**Goal:** Pull every line containing the word "right" from the records.

-- START --

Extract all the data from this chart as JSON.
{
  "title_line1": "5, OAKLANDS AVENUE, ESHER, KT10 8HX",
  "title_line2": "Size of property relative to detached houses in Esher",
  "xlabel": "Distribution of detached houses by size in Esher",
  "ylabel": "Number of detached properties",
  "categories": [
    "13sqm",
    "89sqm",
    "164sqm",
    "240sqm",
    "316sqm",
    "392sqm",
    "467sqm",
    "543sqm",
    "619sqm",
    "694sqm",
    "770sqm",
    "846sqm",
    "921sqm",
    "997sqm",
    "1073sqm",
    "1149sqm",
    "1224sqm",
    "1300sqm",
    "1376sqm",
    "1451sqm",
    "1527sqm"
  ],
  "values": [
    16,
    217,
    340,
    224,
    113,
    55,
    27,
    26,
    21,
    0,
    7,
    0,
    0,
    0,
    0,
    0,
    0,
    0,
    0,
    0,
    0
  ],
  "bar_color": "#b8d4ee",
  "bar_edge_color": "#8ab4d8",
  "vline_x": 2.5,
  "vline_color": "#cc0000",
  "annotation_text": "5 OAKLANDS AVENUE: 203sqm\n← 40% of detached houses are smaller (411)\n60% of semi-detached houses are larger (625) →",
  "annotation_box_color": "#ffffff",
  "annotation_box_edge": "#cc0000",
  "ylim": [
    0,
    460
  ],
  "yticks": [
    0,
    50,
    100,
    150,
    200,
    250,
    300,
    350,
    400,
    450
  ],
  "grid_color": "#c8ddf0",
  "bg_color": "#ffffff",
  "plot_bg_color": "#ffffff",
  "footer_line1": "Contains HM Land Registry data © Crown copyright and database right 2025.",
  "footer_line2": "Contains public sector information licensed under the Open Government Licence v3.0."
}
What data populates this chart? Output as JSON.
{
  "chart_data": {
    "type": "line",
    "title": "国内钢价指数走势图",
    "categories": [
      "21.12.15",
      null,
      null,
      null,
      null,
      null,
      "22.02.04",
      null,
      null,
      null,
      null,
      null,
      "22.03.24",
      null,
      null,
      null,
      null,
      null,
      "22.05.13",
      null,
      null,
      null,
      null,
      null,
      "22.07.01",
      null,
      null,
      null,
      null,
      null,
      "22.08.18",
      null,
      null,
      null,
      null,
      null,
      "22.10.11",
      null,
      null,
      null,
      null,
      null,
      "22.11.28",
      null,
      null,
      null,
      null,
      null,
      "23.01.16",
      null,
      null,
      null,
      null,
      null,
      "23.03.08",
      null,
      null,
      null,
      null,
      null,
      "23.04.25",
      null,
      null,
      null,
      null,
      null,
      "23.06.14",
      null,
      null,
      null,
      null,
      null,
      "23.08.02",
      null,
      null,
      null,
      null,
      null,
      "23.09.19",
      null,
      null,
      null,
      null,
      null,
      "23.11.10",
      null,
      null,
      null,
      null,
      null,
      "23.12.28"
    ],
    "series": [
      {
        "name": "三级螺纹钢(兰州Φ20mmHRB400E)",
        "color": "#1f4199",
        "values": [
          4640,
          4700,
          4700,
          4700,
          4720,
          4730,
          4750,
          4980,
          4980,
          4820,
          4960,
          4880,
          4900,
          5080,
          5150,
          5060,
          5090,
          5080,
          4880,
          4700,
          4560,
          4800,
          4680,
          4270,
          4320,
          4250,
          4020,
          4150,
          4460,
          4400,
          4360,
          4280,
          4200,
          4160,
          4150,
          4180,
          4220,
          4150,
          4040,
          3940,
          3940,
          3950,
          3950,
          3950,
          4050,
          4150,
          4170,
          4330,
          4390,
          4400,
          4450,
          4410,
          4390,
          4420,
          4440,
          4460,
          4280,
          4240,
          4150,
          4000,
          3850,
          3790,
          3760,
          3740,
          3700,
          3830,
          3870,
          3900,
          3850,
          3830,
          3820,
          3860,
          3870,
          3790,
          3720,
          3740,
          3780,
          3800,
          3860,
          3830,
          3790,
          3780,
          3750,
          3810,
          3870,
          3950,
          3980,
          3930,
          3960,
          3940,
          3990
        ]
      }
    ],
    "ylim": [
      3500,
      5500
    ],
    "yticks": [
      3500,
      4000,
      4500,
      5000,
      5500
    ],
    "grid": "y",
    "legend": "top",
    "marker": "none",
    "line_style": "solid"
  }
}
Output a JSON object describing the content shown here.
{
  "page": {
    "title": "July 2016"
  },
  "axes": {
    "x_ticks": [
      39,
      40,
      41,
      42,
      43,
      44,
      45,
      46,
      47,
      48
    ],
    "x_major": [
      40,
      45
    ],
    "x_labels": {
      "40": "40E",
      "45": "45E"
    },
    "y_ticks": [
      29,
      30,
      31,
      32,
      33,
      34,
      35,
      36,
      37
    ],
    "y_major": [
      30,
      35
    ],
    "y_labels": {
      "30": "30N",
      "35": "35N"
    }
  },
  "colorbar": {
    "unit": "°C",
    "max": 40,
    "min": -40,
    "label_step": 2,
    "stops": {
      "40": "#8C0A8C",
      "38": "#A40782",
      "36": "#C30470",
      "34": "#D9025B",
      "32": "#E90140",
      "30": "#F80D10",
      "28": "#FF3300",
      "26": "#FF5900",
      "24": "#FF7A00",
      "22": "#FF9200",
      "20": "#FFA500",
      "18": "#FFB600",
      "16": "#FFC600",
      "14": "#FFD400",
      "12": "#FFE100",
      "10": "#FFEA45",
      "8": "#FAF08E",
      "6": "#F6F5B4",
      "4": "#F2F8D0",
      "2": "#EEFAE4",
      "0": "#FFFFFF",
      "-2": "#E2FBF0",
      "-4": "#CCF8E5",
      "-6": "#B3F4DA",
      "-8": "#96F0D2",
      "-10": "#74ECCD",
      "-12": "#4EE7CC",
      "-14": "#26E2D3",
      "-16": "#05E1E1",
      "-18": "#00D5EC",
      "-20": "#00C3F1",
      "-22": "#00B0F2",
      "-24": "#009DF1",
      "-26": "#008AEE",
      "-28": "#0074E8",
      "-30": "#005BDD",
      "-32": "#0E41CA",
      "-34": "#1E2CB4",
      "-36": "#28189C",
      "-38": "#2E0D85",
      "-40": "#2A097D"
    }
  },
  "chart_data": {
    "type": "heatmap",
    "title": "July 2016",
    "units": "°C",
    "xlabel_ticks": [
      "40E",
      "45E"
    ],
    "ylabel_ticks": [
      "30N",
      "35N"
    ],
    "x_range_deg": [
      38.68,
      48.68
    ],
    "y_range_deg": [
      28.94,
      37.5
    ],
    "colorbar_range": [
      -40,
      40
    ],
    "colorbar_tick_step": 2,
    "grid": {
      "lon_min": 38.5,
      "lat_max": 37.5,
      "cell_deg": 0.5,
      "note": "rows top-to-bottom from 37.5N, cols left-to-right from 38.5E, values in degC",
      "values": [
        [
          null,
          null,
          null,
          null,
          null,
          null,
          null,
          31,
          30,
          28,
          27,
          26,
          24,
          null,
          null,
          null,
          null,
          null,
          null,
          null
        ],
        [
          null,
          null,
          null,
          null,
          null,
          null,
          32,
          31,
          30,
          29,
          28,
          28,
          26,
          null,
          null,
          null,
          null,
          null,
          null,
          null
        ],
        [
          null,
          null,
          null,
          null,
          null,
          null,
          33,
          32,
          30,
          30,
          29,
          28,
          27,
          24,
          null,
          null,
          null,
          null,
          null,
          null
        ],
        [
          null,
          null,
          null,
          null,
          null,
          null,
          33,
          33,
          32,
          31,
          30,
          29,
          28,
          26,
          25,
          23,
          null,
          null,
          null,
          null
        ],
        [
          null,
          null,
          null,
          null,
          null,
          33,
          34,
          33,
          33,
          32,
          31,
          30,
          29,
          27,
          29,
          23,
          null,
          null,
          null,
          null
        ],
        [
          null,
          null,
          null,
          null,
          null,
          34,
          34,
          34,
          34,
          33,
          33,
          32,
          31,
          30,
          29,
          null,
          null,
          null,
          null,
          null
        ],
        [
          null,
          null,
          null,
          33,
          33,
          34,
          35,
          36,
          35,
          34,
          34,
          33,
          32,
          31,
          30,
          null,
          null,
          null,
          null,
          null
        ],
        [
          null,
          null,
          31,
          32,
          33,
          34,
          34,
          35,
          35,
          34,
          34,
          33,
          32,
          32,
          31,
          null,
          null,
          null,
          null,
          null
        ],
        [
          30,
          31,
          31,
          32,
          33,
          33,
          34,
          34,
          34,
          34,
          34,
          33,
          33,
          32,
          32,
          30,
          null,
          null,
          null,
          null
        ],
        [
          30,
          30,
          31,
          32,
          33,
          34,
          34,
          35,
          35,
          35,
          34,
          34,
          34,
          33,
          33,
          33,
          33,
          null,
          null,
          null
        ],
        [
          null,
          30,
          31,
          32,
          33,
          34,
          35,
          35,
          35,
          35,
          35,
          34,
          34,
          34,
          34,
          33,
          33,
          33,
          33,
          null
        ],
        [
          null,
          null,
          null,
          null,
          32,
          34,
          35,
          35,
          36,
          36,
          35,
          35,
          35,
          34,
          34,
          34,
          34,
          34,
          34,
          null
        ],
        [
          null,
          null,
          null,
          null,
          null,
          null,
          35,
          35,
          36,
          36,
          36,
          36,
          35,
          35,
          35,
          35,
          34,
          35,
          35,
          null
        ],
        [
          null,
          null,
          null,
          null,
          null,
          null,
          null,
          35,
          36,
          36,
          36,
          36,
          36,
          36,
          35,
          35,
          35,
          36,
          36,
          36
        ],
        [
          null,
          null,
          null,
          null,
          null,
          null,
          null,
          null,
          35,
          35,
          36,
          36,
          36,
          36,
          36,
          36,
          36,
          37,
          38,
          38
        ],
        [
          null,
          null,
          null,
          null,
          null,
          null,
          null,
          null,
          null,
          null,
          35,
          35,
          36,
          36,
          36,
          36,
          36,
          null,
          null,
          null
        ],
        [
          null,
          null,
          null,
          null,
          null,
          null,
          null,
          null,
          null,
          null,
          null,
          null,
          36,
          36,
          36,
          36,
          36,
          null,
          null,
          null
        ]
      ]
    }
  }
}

-- END --

**Solution below:**
  "footer_line1": "Contains HM Land Registry data © Crown copyright and database right 2025.",
      "note": "rows top-to-bottom from 37.5N, cols left-to-right from 38.5E, values in degC",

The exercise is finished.